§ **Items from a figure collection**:
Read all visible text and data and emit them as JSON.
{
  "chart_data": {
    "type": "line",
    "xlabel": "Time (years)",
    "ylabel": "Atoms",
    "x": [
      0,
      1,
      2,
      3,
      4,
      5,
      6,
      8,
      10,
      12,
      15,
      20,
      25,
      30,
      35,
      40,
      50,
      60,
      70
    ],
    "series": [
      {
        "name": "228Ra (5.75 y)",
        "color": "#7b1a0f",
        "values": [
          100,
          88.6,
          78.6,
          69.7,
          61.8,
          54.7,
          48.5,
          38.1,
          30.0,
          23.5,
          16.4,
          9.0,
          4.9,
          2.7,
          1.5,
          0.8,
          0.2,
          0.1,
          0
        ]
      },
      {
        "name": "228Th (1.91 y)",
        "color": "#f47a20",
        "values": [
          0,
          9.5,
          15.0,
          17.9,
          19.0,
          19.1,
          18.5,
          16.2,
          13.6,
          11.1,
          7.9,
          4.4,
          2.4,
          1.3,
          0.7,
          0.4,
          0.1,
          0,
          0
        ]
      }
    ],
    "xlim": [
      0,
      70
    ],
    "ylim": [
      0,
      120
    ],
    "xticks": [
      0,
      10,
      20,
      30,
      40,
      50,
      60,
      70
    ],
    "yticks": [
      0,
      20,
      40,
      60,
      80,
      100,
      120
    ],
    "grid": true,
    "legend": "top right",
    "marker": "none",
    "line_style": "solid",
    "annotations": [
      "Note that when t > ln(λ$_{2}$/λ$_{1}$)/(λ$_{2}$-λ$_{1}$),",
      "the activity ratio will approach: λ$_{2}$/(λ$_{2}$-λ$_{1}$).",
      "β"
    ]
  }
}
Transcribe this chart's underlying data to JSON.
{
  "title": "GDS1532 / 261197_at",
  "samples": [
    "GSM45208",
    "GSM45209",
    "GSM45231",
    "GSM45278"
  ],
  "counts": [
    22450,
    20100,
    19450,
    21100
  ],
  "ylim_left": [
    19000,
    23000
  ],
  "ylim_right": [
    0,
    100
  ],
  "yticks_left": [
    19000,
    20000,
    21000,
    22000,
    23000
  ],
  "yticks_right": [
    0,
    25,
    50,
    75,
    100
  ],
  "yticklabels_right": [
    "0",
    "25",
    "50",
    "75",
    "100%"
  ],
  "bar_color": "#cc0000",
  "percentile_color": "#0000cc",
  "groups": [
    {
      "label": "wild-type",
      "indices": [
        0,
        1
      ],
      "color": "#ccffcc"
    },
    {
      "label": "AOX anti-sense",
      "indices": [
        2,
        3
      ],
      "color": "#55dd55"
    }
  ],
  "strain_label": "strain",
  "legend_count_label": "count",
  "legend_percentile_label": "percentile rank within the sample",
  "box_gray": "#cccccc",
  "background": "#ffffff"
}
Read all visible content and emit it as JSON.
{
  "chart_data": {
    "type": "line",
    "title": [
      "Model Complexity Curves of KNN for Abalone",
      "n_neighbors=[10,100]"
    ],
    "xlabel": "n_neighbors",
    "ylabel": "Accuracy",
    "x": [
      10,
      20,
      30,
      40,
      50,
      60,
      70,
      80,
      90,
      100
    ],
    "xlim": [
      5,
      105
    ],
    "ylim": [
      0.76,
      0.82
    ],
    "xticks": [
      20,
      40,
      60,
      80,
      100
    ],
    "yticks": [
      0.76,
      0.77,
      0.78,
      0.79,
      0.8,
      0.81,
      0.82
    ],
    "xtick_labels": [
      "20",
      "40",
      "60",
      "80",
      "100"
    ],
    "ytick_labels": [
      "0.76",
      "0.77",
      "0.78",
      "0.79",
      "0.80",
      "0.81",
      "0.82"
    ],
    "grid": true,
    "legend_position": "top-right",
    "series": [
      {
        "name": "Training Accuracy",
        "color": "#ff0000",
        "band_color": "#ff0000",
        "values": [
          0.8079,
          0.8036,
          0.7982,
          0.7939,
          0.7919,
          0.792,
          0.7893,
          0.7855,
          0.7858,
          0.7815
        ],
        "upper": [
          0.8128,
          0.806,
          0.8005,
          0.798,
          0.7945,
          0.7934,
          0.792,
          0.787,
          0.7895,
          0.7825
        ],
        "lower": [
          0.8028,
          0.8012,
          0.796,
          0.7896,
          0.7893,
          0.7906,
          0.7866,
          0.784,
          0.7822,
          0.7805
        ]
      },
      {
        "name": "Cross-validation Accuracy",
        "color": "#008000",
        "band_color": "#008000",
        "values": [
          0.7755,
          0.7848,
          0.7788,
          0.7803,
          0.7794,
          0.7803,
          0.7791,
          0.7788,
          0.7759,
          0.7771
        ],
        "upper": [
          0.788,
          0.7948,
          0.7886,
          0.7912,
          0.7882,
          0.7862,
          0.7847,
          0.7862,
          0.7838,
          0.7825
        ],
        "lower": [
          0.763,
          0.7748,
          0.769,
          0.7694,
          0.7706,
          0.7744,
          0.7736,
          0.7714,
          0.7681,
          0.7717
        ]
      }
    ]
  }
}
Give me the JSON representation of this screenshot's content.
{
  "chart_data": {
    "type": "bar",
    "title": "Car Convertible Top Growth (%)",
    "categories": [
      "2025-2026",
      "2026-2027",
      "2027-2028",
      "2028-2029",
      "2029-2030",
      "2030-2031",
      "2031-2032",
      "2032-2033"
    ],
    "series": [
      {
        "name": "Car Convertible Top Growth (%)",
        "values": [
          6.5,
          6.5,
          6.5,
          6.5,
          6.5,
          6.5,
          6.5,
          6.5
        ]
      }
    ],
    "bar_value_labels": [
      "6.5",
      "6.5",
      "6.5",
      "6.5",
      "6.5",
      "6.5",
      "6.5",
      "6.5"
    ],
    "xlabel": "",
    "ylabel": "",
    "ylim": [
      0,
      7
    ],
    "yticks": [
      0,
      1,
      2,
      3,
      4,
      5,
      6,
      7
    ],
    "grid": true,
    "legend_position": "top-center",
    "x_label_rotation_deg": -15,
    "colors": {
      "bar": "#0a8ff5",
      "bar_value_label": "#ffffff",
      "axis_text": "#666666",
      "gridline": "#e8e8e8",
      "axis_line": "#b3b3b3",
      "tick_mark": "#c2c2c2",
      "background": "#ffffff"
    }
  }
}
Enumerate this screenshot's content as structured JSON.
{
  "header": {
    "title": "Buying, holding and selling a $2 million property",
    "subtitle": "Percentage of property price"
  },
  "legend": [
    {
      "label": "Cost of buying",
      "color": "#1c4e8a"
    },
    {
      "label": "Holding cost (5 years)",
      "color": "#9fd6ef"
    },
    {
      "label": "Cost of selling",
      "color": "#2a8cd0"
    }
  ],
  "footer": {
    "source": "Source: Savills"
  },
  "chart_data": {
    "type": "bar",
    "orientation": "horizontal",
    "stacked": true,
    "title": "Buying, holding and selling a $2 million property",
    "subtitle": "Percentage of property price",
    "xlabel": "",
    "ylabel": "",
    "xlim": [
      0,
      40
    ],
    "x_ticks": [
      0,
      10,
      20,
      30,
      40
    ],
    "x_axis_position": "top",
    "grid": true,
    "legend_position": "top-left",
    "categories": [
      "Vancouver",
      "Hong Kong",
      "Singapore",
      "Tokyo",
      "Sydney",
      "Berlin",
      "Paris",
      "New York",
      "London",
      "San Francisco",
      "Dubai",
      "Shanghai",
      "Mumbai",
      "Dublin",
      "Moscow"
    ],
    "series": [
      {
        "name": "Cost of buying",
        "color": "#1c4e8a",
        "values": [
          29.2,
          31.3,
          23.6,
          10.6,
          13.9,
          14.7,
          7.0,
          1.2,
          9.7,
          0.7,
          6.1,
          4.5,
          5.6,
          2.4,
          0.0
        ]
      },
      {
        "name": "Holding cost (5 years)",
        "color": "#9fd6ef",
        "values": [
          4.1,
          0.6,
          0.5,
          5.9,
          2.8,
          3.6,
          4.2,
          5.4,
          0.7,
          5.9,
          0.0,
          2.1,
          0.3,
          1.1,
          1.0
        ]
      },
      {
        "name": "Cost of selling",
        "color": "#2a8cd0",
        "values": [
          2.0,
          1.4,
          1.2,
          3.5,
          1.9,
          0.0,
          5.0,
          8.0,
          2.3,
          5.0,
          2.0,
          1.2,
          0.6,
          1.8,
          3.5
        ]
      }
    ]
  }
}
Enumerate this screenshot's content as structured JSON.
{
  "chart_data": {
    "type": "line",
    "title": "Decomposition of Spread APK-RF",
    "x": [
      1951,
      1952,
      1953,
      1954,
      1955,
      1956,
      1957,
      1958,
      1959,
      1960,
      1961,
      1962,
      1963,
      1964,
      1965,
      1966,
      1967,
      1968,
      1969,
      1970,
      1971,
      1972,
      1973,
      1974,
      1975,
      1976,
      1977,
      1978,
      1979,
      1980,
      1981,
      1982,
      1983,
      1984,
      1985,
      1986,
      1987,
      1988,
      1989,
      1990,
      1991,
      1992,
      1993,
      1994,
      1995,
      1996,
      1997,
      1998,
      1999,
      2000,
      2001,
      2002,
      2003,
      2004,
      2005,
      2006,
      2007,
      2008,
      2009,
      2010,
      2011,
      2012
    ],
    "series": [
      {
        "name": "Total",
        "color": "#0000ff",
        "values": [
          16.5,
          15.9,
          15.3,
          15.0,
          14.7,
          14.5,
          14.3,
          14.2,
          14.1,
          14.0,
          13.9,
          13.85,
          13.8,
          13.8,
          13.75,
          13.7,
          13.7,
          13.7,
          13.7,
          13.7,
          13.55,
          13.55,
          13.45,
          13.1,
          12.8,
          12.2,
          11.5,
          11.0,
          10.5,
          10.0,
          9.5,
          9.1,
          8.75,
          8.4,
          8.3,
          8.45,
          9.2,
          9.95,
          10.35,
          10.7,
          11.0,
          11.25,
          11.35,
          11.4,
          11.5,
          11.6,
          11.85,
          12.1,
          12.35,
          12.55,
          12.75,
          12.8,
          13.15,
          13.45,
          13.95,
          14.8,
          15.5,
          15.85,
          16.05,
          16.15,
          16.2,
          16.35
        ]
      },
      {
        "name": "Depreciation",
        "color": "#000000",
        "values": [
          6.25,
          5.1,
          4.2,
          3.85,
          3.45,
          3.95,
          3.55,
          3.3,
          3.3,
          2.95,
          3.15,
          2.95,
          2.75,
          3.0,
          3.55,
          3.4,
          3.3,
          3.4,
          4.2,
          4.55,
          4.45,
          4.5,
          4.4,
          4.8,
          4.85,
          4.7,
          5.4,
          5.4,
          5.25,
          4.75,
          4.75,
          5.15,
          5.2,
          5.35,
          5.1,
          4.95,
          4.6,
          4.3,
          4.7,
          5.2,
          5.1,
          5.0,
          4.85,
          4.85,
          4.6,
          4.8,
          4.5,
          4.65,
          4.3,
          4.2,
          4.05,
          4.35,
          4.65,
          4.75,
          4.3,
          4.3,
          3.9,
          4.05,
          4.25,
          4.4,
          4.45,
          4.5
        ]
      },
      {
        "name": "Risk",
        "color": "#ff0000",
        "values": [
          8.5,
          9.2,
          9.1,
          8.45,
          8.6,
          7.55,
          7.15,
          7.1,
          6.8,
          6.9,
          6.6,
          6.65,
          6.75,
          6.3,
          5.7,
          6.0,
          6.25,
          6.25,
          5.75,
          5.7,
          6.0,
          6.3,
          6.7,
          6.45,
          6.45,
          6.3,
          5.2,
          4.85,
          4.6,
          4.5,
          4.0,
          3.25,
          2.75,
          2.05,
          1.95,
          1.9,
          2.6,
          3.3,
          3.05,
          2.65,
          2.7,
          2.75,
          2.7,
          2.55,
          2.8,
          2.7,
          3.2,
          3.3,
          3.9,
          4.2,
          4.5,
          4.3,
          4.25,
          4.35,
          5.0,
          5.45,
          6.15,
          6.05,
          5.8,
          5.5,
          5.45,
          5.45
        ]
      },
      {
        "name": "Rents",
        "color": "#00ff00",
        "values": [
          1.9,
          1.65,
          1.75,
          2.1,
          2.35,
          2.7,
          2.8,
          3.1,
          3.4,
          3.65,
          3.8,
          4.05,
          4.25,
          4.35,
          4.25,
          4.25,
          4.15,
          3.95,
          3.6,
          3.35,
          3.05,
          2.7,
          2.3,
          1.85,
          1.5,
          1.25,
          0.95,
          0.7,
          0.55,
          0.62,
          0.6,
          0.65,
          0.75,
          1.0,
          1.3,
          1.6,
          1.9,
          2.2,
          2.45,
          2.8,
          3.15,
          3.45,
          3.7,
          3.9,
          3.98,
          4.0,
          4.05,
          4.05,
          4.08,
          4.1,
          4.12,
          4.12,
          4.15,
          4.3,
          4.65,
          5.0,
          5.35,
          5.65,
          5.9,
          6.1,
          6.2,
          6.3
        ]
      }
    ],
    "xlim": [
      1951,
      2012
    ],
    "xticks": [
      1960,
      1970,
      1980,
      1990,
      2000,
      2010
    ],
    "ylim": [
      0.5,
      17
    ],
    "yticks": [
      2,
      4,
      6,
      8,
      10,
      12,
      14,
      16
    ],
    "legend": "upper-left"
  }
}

§ **Requirement**:
Keep only the lines that hold the string "background", and copy them out.

§ **Final answer**:
  "background": "#ffffff"
      "background": "#ffffff"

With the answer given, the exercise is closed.